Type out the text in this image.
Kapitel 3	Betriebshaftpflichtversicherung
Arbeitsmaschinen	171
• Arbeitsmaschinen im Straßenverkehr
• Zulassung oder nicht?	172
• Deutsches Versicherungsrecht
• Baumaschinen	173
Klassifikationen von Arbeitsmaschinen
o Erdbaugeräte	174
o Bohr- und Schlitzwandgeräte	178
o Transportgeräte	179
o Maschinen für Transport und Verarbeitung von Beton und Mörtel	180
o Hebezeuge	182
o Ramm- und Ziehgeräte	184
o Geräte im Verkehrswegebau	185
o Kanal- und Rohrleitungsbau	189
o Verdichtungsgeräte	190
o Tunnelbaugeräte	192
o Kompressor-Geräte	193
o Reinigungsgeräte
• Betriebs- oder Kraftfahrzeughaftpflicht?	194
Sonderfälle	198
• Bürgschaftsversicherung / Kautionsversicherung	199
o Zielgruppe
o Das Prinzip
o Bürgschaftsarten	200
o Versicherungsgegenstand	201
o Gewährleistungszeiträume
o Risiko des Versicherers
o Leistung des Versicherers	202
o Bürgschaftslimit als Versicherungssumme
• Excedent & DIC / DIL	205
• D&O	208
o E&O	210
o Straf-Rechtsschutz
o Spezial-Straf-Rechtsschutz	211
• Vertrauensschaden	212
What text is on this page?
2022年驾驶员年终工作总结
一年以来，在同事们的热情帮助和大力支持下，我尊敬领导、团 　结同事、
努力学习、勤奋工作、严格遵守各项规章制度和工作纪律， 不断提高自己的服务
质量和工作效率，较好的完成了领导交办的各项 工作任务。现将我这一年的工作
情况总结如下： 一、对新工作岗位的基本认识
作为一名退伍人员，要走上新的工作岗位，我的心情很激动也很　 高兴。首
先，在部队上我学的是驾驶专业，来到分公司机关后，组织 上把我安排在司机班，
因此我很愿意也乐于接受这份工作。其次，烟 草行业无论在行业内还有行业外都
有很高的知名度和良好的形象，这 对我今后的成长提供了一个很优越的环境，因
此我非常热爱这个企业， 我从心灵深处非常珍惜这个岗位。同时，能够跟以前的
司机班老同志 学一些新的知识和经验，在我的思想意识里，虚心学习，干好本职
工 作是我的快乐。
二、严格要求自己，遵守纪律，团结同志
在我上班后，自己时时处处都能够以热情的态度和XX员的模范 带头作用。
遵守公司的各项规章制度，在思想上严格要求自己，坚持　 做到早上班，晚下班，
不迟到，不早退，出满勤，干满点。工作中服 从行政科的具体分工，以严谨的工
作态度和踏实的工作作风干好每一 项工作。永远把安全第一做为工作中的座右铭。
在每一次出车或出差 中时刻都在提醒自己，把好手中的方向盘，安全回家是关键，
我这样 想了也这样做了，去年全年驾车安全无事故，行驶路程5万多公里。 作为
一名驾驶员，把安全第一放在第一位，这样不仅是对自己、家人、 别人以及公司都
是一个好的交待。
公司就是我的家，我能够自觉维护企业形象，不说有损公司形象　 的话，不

§ §

* Written instruction *
The required output is the exact sequence of lines from the one containing "What text is on this page?" through the end of the listing, both endpoints included.

* Response *
What text is on this page?
2022年驾驶员年终工作总结
一年以来，在同事们的热情帮助和大力支持下，我尊敬领导、团 　结同事、
努力学习、勤奋工作、严格遵守各项规章制度和工作纪律， 不断提高自己的服务
质量和工作效率，较好的完成了领导交办的各项 工作任务。现将我这一年的工作
情况总结如下： 一、对新工作岗位的基本认识
作为一名退伍人员，要走上新的工作岗位，我的心情很激动也很　 高兴。首
先，在部队上我学的是驾驶专业，来到分公司机关后，组织 上把我安排在司机班，
因此我很愿意也乐于接受这份工作。其次，烟 草行业无论在行业内还有行业外都
有很高的知名度和良好的形象，这 对我今后的成长提供了一个很优越的环境，因
此我非常热爱这个企业， 我从心灵深处非常珍惜这个岗位。同时，能够跟以前的
司机班老同志 学一些新的知识和经验，在我的思想意识里，虚心学习，干好本职
工 作是我的快乐。
二、严格要求自己，遵守纪律，团结同志
在我上班后，自己时时处处都能够以热情的态度和XX员的模范 带头作用。
遵守公司的各项规章制度，在思想上严格要求自己，坚持　 做到早上班，晚下班，
不迟到，不早退，出满勤，干满点。工作中服 从行政科的具体分工，以严谨的工
作态度和踏实的工作作风干好每一 项工作。永远把安全第一做为工作中的座右铭。
在每一次出车或出差 中时刻都在提醒自己，把好手中的方向盘，安全回家是关键，
我这样 想了也这样做了，去年全年驾车安全无事故，行驶路程5万多公里。 作为
一名驾驶员，把安全第一放在第一位，这样不仅是对自己、家人、 别人以及公司都
是一个好的交待。
公司就是我的家，我能够自觉维护企业形象，不说有损公司形象　 的话，不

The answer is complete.